Written problem: In the material below, count the lines with the word "label" and state that number only.
>> Start
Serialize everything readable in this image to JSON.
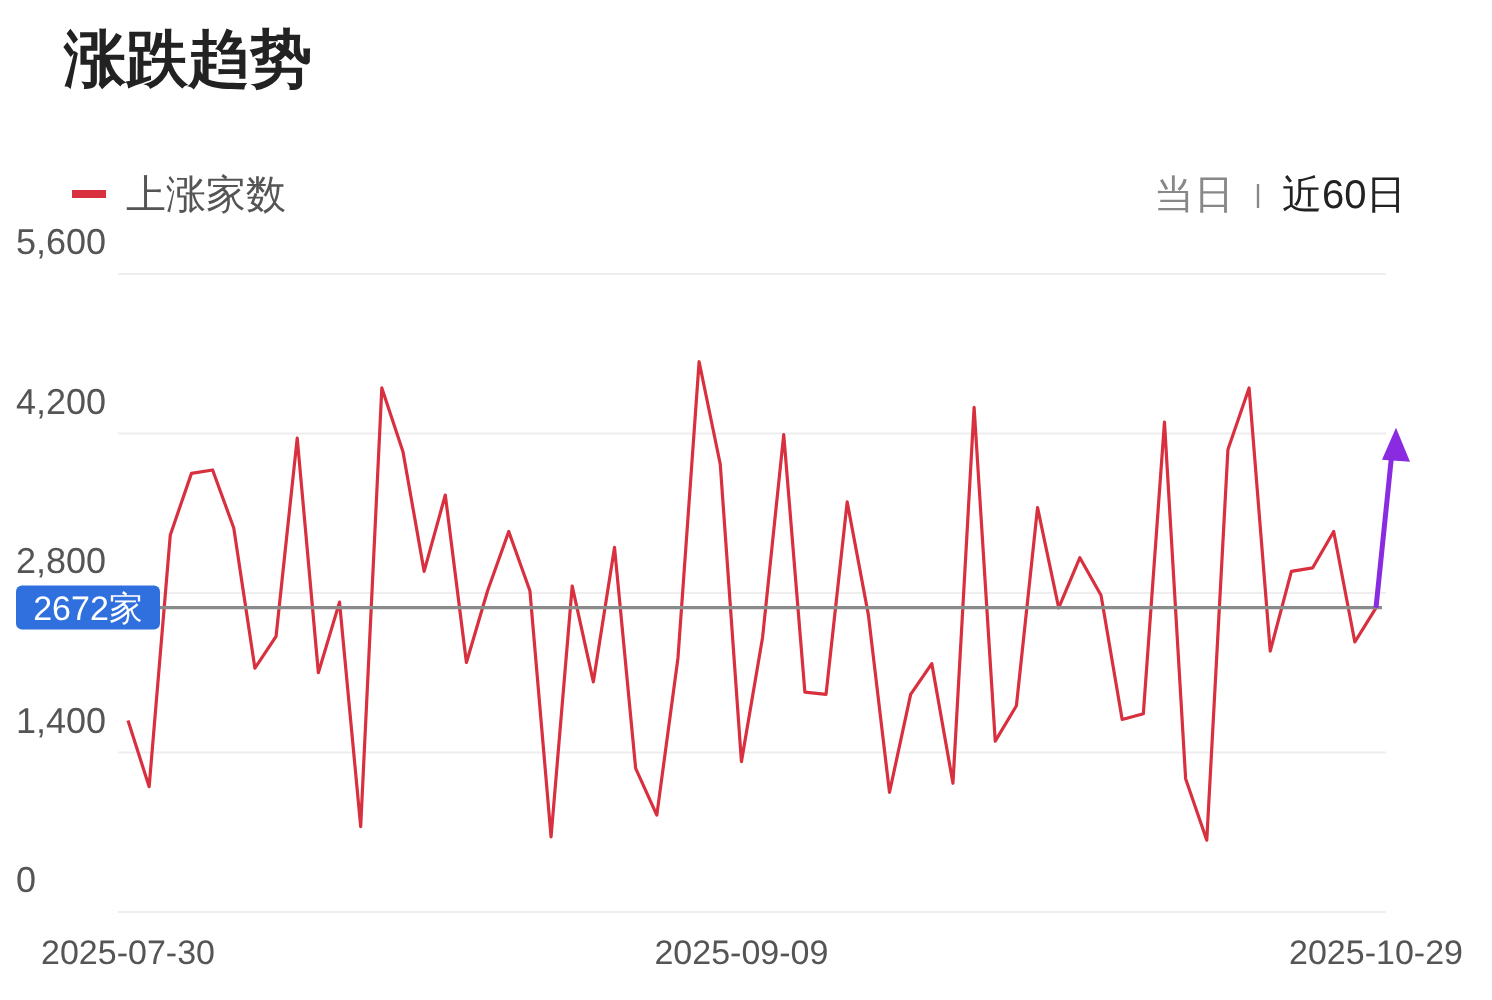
{
  "chart_data": {
    "type": "line",
    "title": "涨跌趋势",
    "categories": [
      "2025-07-30",
      null,
      null,
      null,
      null,
      null,
      null,
      null,
      null,
      null,
      null,
      null,
      null,
      null,
      null,
      null,
      null,
      null,
      null,
      null,
      null,
      null,
      null,
      null,
      null,
      null,
      null,
      null,
      null,
      "2025-09-09",
      null,
      null,
      null,
      null,
      null,
      null,
      null,
      null,
      null,
      null,
      null,
      null,
      null,
      null,
      null,
      null,
      null,
      null,
      null,
      null,
      null,
      null,
      null,
      null,
      null,
      null,
      null,
      null,
      null,
      "2025-10-29"
    ],
    "series": [
      {
        "name": "上涨家数",
        "color": "#d8303f",
        "values": [
          1680,
          1100,
          3310,
          3850,
          3880,
          3370,
          2140,
          2420,
          4160,
          2100,
          2720,
          750,
          4600,
          4040,
          2990,
          3660,
          2190,
          2820,
          3340,
          2820,
          660,
          2860,
          2020,
          3200,
          1260,
          850,
          2230,
          4830,
          3930,
          1320,
          2410,
          4190,
          1930,
          1910,
          3600,
          2610,
          1050,
          1910,
          2180,
          1130,
          4430,
          1500,
          1810,
          3550,
          2670,
          3110,
          2780,
          1690,
          1740,
          4300,
          1170,
          630,
          4060,
          4600,
          2290,
          2990,
          3020,
          3340,
          2370,
          2670
        ]
      }
    ],
    "ylim": [
      0,
      5600
    ],
    "yticks": [
      0,
      {
        "value": 1400,
        "label": "1,400"
      },
      {
        "value": 2800,
        "label": "2,800"
      },
      {
        "value": 4200,
        "label": "4,200"
      },
      {
        "value": 5600,
        "label": "5,600"
      }
    ],
    "grid": "y",
    "legend": "top left",
    "marker": "none",
    "line_style": "solid",
    "ref_lines": [
      {
        "axis": "y",
        "value": 2672,
        "label": "2672家",
        "color": "#8a8a8a"
      }
    ],
    "annotations": [
      "当日",
      "近60日"
    ]
  }
}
>> End
Answer to the problem: 5